INSTRUCTIONS TO FOLLOW =>
Without omitting anything, retype the data that follows.
— start —
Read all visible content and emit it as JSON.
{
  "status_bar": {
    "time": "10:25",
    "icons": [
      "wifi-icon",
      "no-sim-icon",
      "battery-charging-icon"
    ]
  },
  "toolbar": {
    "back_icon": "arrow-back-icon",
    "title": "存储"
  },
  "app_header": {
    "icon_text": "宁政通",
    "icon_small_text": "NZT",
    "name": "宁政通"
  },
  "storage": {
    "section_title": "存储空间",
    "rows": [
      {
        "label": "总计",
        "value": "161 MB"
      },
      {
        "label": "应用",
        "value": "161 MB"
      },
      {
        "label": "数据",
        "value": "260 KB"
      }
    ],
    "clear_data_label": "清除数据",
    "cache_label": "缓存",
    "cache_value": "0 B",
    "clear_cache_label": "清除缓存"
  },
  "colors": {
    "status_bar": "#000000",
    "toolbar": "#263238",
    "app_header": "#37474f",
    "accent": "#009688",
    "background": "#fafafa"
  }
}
— end —
RESPONSE TO THE EXERCISE =>
Read all visible content and emit it as JSON.
{
  "status_bar": {
    "time": "10:25",
    "icons": [
      "wifi-icon",
      "no-sim-icon",
      "battery-charging-icon"
    ]
  },
  "toolbar": {
    "back_icon": "arrow-back-icon",
    "title": "存储"
  },
  "app_header": {
    "icon_text": "宁政通",
    "icon_small_text": "NZT",
    "name": "宁政通"
  },
  "storage": {
    "section_title": "存储空间",
    "rows": [
      {
        "label": "总计",
        "value": "161 MB"
      },
      {
        "label": "应用",
        "value": "161 MB"
      },
      {
        "label": "数据",
        "value": "260 KB"
      }
    ],
    "clear_data_label": "清除数据",
    "cache_label": "缓存",
    "cache_value": "0 B",
    "clear_cache_label": "清除缓存"
  },
  "colors": {
    "status_bar": "#000000",
    "toolbar": "#263238",
    "app_header": "#37474f",
    "accent": "#009688",
    "background": "#fafafa"
  }
}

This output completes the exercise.